***** INPUT RECORDS

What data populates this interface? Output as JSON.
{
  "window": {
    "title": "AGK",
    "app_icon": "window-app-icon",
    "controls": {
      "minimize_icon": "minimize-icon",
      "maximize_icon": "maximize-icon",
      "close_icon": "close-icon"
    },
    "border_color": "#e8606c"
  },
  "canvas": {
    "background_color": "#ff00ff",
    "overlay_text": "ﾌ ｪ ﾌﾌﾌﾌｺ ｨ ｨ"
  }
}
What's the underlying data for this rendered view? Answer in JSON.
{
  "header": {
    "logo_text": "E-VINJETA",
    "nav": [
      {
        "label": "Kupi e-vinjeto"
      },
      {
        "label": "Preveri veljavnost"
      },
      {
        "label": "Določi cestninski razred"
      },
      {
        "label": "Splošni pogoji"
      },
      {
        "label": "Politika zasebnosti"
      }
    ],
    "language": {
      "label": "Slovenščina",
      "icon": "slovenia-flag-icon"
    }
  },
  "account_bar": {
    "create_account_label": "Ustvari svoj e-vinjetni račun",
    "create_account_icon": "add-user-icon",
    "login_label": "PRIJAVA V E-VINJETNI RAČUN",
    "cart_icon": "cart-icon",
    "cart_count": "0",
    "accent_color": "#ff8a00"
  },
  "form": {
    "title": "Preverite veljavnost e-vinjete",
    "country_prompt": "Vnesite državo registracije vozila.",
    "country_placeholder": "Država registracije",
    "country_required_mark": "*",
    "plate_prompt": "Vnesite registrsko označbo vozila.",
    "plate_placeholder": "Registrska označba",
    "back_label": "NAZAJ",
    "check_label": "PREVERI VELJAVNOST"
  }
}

**********

WHAT TO DO —
From the records above, extract everything verbatim.

RESPONSE FOR THIS EXERCISE —
What data populates this interface? Output as JSON.
{
  "window": {
    "title": "AGK",
    "app_icon": "window-app-icon",
    "controls": {
      "minimize_icon": "minimize-icon",
      "maximize_icon": "maximize-icon",
      "close_icon": "close-icon"
    },
    "border_color": "#e8606c"
  },
  "canvas": {
    "background_color": "#ff00ff",
    "overlay_text": "ﾌ ｪ ﾌﾌﾌﾌｺ ｨ ｨ"
  }
}
What's the underlying data for this rendered view? Answer in JSON.
{
  "header": {
    "logo_text": "E-VINJETA",
    "nav": [
      {
        "label": "Kupi e-vinjeto"
      },
      {
        "label": "Preveri veljavnost"
      },
      {
        "label": "Določi cestninski razred"
      },
      {
        "label": "Splošni pogoji"
      },
      {
        "label": "Politika zasebnosti"
      }
    ],
    "language": {
      "label": "Slovenščina",
      "icon": "slovenia-flag-icon"
    }
  },
  "account_bar": {
    "create_account_label": "Ustvari svoj e-vinjetni račun",
    "create_account_icon": "add-user-icon",
    "login_label": "PRIJAVA V E-VINJETNI RAČUN",
    "cart_icon": "cart-icon",
    "cart_count": "0",
    "accent_color": "#ff8a00"
  },
  "form": {
    "title": "Preverite veljavnost e-vinjete",
    "country_prompt": "Vnesite državo registracije vozila.",
    "country_placeholder": "Država registracije",
    "country_required_mark": "*",
    "plate_prompt": "Vnesite registrsko označbo vozila.",
    "plate_placeholder": "Registrska označba",
    "back_label": "NAZAJ",
    "check_label": "PREVERI VELJAVNOST"
  }
}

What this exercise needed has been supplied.